Among the entries, which lines carry the string "Read"? Copy each of them.

Records from a data source:

######

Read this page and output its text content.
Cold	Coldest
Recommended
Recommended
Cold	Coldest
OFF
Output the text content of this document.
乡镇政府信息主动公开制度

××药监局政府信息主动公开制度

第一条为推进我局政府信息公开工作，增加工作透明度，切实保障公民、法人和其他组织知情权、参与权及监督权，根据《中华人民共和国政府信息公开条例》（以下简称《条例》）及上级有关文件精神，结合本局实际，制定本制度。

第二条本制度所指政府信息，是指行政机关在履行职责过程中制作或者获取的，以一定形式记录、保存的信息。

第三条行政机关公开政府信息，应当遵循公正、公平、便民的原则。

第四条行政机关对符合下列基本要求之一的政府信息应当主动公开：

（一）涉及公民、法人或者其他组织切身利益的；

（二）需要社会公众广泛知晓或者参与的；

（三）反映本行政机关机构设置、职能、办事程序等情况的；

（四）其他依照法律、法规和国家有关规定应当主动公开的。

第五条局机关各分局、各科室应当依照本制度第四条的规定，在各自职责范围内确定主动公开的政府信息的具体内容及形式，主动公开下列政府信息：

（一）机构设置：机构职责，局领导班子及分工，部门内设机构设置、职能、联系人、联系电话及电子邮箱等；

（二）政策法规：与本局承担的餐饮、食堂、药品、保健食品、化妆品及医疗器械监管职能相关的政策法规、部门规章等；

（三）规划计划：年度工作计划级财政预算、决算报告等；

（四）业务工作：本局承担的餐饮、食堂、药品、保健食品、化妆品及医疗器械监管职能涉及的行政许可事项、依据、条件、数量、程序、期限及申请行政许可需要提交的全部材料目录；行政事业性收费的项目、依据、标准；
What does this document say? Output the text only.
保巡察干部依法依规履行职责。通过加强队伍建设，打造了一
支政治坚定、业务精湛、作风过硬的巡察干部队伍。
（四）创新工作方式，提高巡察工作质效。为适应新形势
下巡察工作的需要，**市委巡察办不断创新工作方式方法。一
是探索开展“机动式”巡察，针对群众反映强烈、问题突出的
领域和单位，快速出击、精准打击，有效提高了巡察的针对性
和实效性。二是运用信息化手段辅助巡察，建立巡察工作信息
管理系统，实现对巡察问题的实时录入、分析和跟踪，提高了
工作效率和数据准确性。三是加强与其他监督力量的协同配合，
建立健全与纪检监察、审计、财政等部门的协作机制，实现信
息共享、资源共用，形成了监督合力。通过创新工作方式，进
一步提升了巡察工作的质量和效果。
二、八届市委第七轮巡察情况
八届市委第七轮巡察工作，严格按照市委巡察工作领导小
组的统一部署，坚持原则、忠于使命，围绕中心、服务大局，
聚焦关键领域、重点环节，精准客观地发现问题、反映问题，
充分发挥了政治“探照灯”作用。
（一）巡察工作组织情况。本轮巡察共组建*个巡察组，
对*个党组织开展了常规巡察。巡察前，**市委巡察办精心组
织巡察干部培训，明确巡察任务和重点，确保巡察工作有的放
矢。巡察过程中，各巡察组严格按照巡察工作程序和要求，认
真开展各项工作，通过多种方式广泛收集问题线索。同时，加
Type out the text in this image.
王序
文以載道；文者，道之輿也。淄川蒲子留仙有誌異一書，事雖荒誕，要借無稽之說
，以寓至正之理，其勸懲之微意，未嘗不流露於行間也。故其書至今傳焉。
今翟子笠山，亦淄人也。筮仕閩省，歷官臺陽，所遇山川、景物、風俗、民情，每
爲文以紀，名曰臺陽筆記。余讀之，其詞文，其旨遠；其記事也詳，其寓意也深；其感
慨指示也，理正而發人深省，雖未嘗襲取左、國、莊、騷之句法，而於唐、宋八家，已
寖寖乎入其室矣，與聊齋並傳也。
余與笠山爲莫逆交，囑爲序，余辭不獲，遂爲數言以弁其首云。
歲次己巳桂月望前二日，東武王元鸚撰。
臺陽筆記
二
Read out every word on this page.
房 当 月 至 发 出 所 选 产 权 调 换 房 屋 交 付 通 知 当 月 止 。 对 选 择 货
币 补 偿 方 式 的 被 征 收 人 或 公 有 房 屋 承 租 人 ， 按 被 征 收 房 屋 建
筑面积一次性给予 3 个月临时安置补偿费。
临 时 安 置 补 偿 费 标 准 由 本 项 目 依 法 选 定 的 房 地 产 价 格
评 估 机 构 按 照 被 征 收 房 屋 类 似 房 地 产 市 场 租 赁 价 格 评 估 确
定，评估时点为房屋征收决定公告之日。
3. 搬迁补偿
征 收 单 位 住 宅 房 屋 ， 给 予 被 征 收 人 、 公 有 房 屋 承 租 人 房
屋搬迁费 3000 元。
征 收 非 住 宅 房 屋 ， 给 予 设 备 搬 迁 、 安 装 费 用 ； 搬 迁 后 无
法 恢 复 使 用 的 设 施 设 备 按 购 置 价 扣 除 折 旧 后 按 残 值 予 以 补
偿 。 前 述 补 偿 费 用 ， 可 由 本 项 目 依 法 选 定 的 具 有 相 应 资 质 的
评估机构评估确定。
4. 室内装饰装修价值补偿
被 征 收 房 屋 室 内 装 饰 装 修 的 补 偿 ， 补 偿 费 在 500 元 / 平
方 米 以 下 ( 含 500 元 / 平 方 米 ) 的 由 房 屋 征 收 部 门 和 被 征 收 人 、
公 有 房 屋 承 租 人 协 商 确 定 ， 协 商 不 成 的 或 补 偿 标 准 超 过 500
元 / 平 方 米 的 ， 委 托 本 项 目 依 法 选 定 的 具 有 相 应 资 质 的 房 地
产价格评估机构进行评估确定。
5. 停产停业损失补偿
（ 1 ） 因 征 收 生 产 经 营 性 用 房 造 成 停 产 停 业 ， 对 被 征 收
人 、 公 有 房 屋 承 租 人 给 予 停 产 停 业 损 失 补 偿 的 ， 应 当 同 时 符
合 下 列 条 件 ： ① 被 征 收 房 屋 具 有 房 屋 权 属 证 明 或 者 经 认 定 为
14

######

- [TASK SOLUTION]:
Read this page and output its text content.
Read out every word on this page.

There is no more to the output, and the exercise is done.